PROVIDED INFORMATION »

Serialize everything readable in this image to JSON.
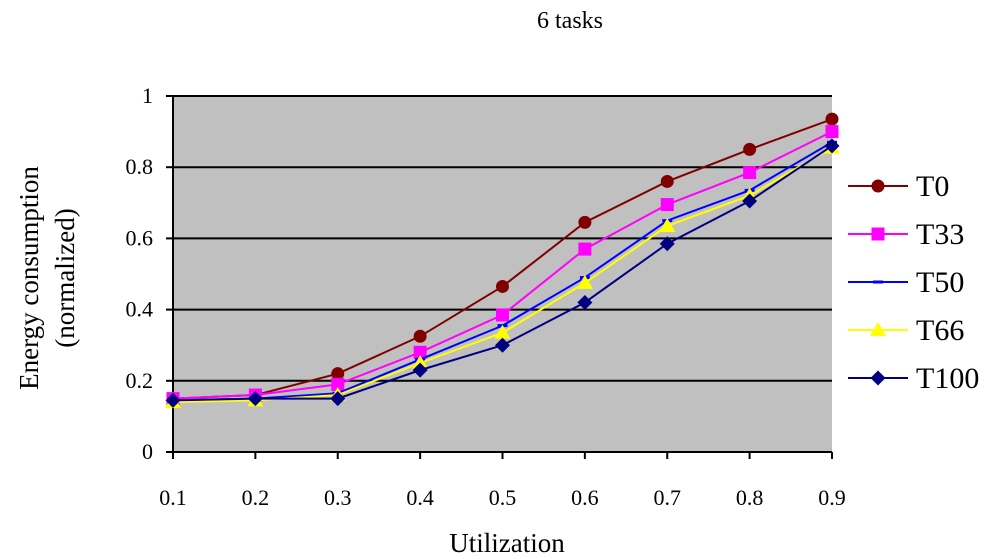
{
  "chart_data": {
    "type": "line",
    "title": "6 tasks",
    "xlabel": "Utilization",
    "ylabel_lines": [
      "Energy consumption",
      "(normalized)"
    ],
    "x": [
      0.1,
      0.2,
      0.3,
      0.4,
      0.5,
      0.6,
      0.7,
      0.8,
      0.9
    ],
    "x_tick_labels": [
      "0.1",
      "0.2",
      "0.3",
      "0.4",
      "0.5",
      "0.6",
      "0.7",
      "0.8",
      "0.9"
    ],
    "y_tick_labels": [
      "0",
      "0.2",
      "0.4",
      "0.6",
      "0.8",
      "1"
    ],
    "y_ticks": [
      0,
      0.2,
      0.4,
      0.6,
      0.8,
      1
    ],
    "xlim": [
      0.1,
      0.9
    ],
    "ylim": [
      0,
      1
    ],
    "grid": "horizontal",
    "plot_background": "#c0c0c0",
    "legend_position": "right",
    "series": [
      {
        "name": "T0",
        "color": "#800000",
        "marker": "circle",
        "values": [
          0.15,
          0.16,
          0.22,
          0.325,
          0.465,
          0.645,
          0.76,
          0.85,
          0.935
        ]
      },
      {
        "name": "T33",
        "color": "#ff00ff",
        "marker": "square",
        "values": [
          0.15,
          0.16,
          0.19,
          0.28,
          0.385,
          0.57,
          0.695,
          0.785,
          0.9
        ]
      },
      {
        "name": "T50",
        "color": "#0000ff",
        "marker": "dash",
        "values": [
          0.145,
          0.15,
          0.165,
          0.26,
          0.355,
          0.49,
          0.65,
          0.735,
          0.87
        ]
      },
      {
        "name": "T66",
        "color": "#ffff00",
        "marker": "triangle",
        "values": [
          0.14,
          0.145,
          0.16,
          0.25,
          0.335,
          0.475,
          0.635,
          0.72,
          0.855
        ]
      },
      {
        "name": "T100",
        "color": "#000080",
        "marker": "diamond",
        "values": [
          0.145,
          0.15,
          0.15,
          0.23,
          0.3,
          0.42,
          0.585,
          0.705,
          0.86
        ]
      }
    ]
  }
}
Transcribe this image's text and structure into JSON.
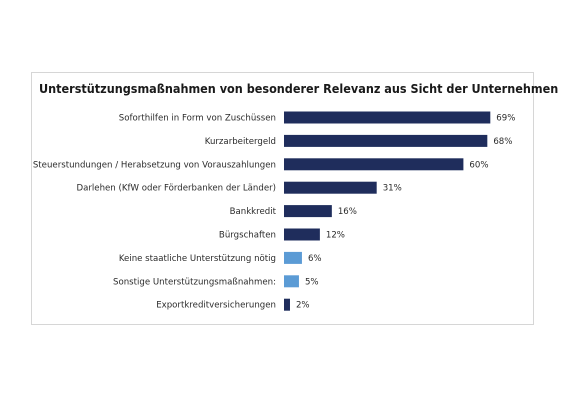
{
  "colors": {
    "dark_bar": "#1f2d5c",
    "light_bar": "#5b9bd5",
    "border": "#d6d6d6"
  },
  "chart_data": {
    "type": "bar",
    "orientation": "horizontal",
    "title": "Unterstützungsmaßnahmen von besonderer Relevanz aus Sicht der Unternehmen",
    "categories": [
      "Soforthilfen in Form von Zuschüssen",
      "Kurzarbeitergeld",
      "Steuerstundungen / Herabsetzung von Vorauszahlungen",
      "Darlehen (KfW oder Förderbanken der Länder)",
      "Bankkredit",
      "Bürgschaften",
      "Keine staatliche Unterstützung nötig",
      "Sonstige Unterstützungsmaßnahmen:",
      "Exportkreditversicherungen"
    ],
    "values": [
      69,
      68,
      60,
      31,
      16,
      12,
      6,
      5,
      2
    ],
    "value_labels": [
      "69%",
      "68%",
      "60%",
      "31%",
      "16%",
      "12%",
      "6%",
      "5%",
      "2%"
    ],
    "bar_colors": [
      "#1f2d5c",
      "#1f2d5c",
      "#1f2d5c",
      "#1f2d5c",
      "#1f2d5c",
      "#1f2d5c",
      "#5b9bd5",
      "#5b9bd5",
      "#1f2d5c"
    ],
    "xlim": [
      0,
      100
    ],
    "grid": false,
    "legend": false
  }
}
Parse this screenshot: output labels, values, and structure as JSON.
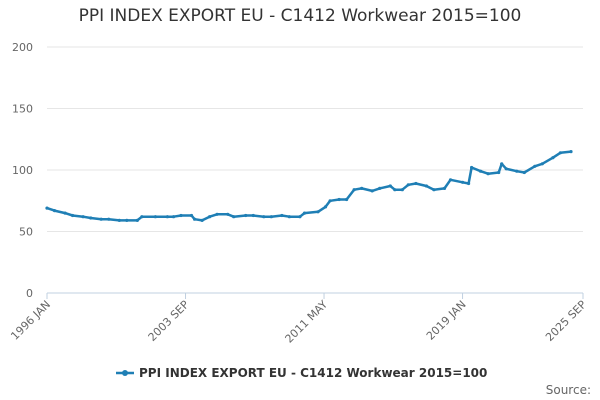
{
  "chart_data": {
    "type": "line",
    "title": "PPI INDEX EXPORT EU - C1412 Workwear 2015=100",
    "xlabel": "",
    "ylabel": "",
    "ylim": [
      0,
      200
    ],
    "yticks": [
      0,
      50,
      100,
      150,
      200
    ],
    "xlim": [
      "1996-01",
      "2025-09"
    ],
    "xticks": [
      {
        "label": "1996 JAN",
        "date": "1996-01"
      },
      {
        "label": "2003 SEP",
        "date": "2003-09"
      },
      {
        "label": "2011 MAY",
        "date": "2011-05"
      },
      {
        "label": "2019 JAN",
        "date": "2019-01"
      },
      {
        "label": "2025 SEP",
        "date": "2025-09"
      }
    ],
    "grid": "horizontal",
    "legend_position": "bottom",
    "series": [
      {
        "name": "PPI INDEX EXPORT EU - C1412 Workwear 2015=100",
        "color": "#1f7fb5",
        "points": [
          [
            "1996-01",
            69
          ],
          [
            "1996-06",
            67
          ],
          [
            "1997-01",
            65
          ],
          [
            "1997-06",
            63
          ],
          [
            "1998-01",
            62
          ],
          [
            "1998-06",
            61
          ],
          [
            "1999-01",
            60
          ],
          [
            "1999-06",
            60
          ],
          [
            "2000-01",
            59
          ],
          [
            "2000-06",
            59
          ],
          [
            "2001-01",
            59
          ],
          [
            "2001-04",
            62
          ],
          [
            "2002-01",
            62
          ],
          [
            "2002-09",
            62
          ],
          [
            "2003-01",
            62
          ],
          [
            "2003-06",
            63
          ],
          [
            "2004-01",
            63
          ],
          [
            "2004-03",
            60
          ],
          [
            "2004-08",
            59
          ],
          [
            "2005-01",
            62
          ],
          [
            "2005-06",
            64
          ],
          [
            "2006-01",
            64
          ],
          [
            "2006-05",
            62
          ],
          [
            "2007-01",
            63
          ],
          [
            "2007-06",
            63
          ],
          [
            "2008-01",
            62
          ],
          [
            "2008-06",
            62
          ],
          [
            "2009-01",
            63
          ],
          [
            "2009-06",
            62
          ],
          [
            "2010-01",
            62
          ],
          [
            "2010-04",
            65
          ],
          [
            "2011-01",
            66
          ],
          [
            "2011-06",
            70
          ],
          [
            "2011-09",
            75
          ],
          [
            "2012-03",
            76
          ],
          [
            "2012-08",
            76
          ],
          [
            "2013-01",
            84
          ],
          [
            "2013-06",
            85
          ],
          [
            "2014-01",
            83
          ],
          [
            "2014-06",
            85
          ],
          [
            "2015-01",
            87
          ],
          [
            "2015-04",
            84
          ],
          [
            "2015-09",
            84
          ],
          [
            "2016-01",
            88
          ],
          [
            "2016-06",
            89
          ],
          [
            "2017-01",
            87
          ],
          [
            "2017-06",
            84
          ],
          [
            "2018-01",
            85
          ],
          [
            "2018-05",
            92
          ],
          [
            "2019-01",
            90
          ],
          [
            "2019-05",
            89
          ],
          [
            "2019-07",
            102
          ],
          [
            "2020-01",
            99
          ],
          [
            "2020-06",
            97
          ],
          [
            "2021-01",
            98
          ],
          [
            "2021-03",
            105
          ],
          [
            "2021-06",
            101
          ],
          [
            "2022-01",
            99
          ],
          [
            "2022-06",
            98
          ],
          [
            "2023-01",
            103
          ],
          [
            "2023-06",
            105
          ],
          [
            "2024-01",
            110
          ],
          [
            "2024-06",
            114
          ],
          [
            "2025-01",
            115
          ]
        ]
      }
    ]
  },
  "source_label": "Source:"
}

REQUEST »
Return all of the entries word for word, but omit the pictures.

EXPECTED OUTPUT »
Serialize everything readable in this image to JSON.
{
  "chart_data": {
    "type": "line",
    "title": "6 tasks",
    "xlabel": "Utilization",
    "ylabel_lines": [
      "Energy consumption",
      "(normalized)"
    ],
    "x": [
      0.1,
      0.2,
      0.3,
      0.4,
      0.5,
      0.6,
      0.7,
      0.8,
      0.9
    ],
    "x_tick_labels": [
      "0.1",
      "0.2",
      "0.3",
      "0.4",
      "0.5",
      "0.6",
      "0.7",
      "0.8",
      "0.9"
    ],
    "y_tick_labels": [
      "0",
      "0.2",
      "0.4",
      "0.6",
      "0.8",
      "1"
    ],
    "y_ticks": [
      0,
      0.2,
      0.4,
      0.6,
      0.8,
      1
    ],
    "xlim": [
      0.1,
      0.9
    ],
    "ylim": [
      0,
      1
    ],
    "grid": "horizontal",
    "plot_background": "#c0c0c0",
    "legend_position": "right",
    "series": [
      {
        "name": "T0",
        "color": "#800000",
        "marker": "circle",
        "values": [
          0.15,
          0.16,
          0.22,
          0.325,
          0.465,
          0.645,
          0.76,
          0.85,
          0.935
        ]
      },
      {
        "name": "T33",
        "color": "#ff00ff",
        "marker": "square",
        "values": [
          0.15,
          0.16,
          0.19,
          0.28,
          0.385,
          0.57,
          0.695,
          0.785,
          0.9
        ]
      },
      {
        "name": "T50",
        "color": "#0000ff",
        "marker": "dash",
        "values": [
          0.145,
          0.15,
          0.165,
          0.26,
          0.355,
          0.49,
          0.65,
          0.735,
          0.87
        ]
      },
      {
        "name": "T66",
        "color": "#ffff00",
        "marker": "triangle",
        "values": [
          0.14,
          0.145,
          0.16,
          0.25,
          0.335,
          0.475,
          0.635,
          0.72,
          0.855
        ]
      },
      {
        "name": "T100",
        "color": "#000080",
        "marker": "diamond",
        "values": [
          0.145,
          0.15,
          0.15,
          0.23,
          0.3,
          0.42,
          0.585,
          0.705,
          0.86
        ]
      }
    ]
  }
}
Transcribe this image's text and structure into JSON.
{
  "colors": {
    "dark_bar": "#1f2d5c",
    "light_bar": "#5b9bd5",
    "border": "#d6d6d6"
  },
  "chart_data": {
    "type": "bar",
    "orientation": "horizontal",
    "title": "Unterstützungsmaßnahmen von besonderer Relevanz aus Sicht der Unternehmen",
    "categories": [
      "Soforthilfen in Form von Zuschüssen",
      "Kurzarbeitergeld",
      "Steuerstundungen / Herabsetzung von Vorauszahlungen",
      "Darlehen (KfW oder Förderbanken der Länder)",
      "Bankkredit",
      "Bürgschaften",
      "Keine staatliche Unterstützung nötig",
      "Sonstige Unterstützungsmaßnahmen:",
      "Exportkreditversicherungen"
    ],
    "values": [
      69,
      68,
      60,
      31,
      16,
      12,
      6,
      5,
      2
    ],
    "value_labels": [
      "69%",
      "68%",
      "60%",
      "31%",
      "16%",
      "12%",
      "6%",
      "5%",
      "2%"
    ],
    "bar_colors": [
      "#1f2d5c",
      "#1f2d5c",
      "#1f2d5c",
      "#1f2d5c",
      "#1f2d5c",
      "#1f2d5c",
      "#5b9bd5",
      "#5b9bd5",
      "#1f2d5c"
    ],
    "xlim": [
      0,
      100
    ],
    "grid": false,
    "legend": false
  }
}
Parse this screenshot: output labels, values, and structure as JSON.
{
  "chart_data": {
    "type": "line",
    "title": "PPI INDEX EXPORT EU - C1412 Workwear 2015=100",
    "xlabel": "",
    "ylabel": "",
    "ylim": [
      0,
      200
    ],
    "yticks": [
      0,
      50,
      100,
      150,
      200
    ],
    "xlim": [
      "1996-01",
      "2025-09"
    ],
    "xticks": [
      {
        "label": "1996 JAN",
        "date": "1996-01"
      },
      {
        "label": "2003 SEP",
        "date": "2003-09"
      },
      {
        "label": "2011 MAY",
        "date": "2011-05"
      },
      {
        "label": "2019 JAN",
        "date": "2019-01"
      },
      {
        "label": "2025 SEP",
        "date": "2025-09"
      }
    ],
    "grid": "horizontal",
    "legend_position": "bottom",
    "series": [
      {
        "name": "PPI INDEX EXPORT EU - C1412 Workwear 2015=100",
        "color": "#1f7fb5",
        "points": [
          [
            "1996-01",
            69
          ],
          [
            "1996-06",
            67
          ],
          [
            "1997-01",
            65
          ],
          [
            "1997-06",
            63
          ],
          [
            "1998-01",
            62
          ],
          [
            "1998-06",
            61
          ],
          [
            "1999-01",
            60
          ],
          [
            "1999-06",
            60
          ],
          [
            "2000-01",
            59
          ],
          [
            "2000-06",
            59
          ],
          [
            "2001-01",
            59
          ],
          [
            "2001-04",
            62
          ],
          [
            "2002-01",
            62
          ],
          [
            "2002-09",
            62
          ],
          [
            "2003-01",
            62
          ],
          [
            "2003-06",
            63
          ],
          [
            "2004-01",
            63
          ],
          [
            "2004-03",
            60
          ],
          [
            "2004-08",
            59
          ],
          [
            "2005-01",
            62
          ],
          [
            "2005-06",
            64
          ],
          [
            "2006-01",
            64
          ],
          [
            "2006-05",
            62
          ],
          [
            "2007-01",
            63
          ],
          [
            "2007-06",
            63
          ],
          [
            "2008-01",
            62
          ],
          [
            "2008-06",
            62
          ],
          [
            "2009-01",
            63
          ],
          [
            "2009-06",
            62
          ],
          [
            "2010-01",
            62
          ],
          [
            "2010-04",
            65
          ],
          [
            "2011-01",
            66
          ],
          [
            "2011-06",
            70
          ],
          [
            "2011-09",
            75
          ],
          [
            "2012-03",
            76
          ],
          [
            "2012-08",
            76
          ],
          [
            "2013-01",
            84
          ],
          [
            "2013-06",
            85
          ],
          [
            "2014-01",
            83
          ],
          [
            "2014-06",
            85
          ],
          [
            "2015-01",
            87
          ],
          [
            "2015-04",
            84
          ],
          [
            "2015-09",
            84
          ],
          [
            "2016-01",
            88
          ],
          [
            "2016-06",
            89
          ],
          [
            "2017-01",
            87
          ],
          [
            "2017-06",
            84
          ],
          [
            "2018-01",
            85
          ],
          [
            "2018-05",
            92
          ],
          [
            "2019-01",
            90
          ],
          [
            "2019-05",
            89
          ],
          [
            "2019-07",
            102
          ],
          [
            "2020-01",
            99
          ],
          [
            "2020-06",
            97
          ],
          [
            "2021-01",
            98
          ],
          [
            "2021-03",
            105
          ],
          [
            "2021-06",
            101
          ],
          [
            "2022-01",
            99
          ],
          [
            "2022-06",
            98
          ],
          [
            "2023-01",
            103
          ],
          [
            "2023-06",
            105
          ],
          [
            "2024-01",
            110
          ],
          [
            "2024-06",
            114
          ],
          [
            "2025-01",
            115
          ]
        ]
      }
    ]
  },
  "source_label": "Source:"
}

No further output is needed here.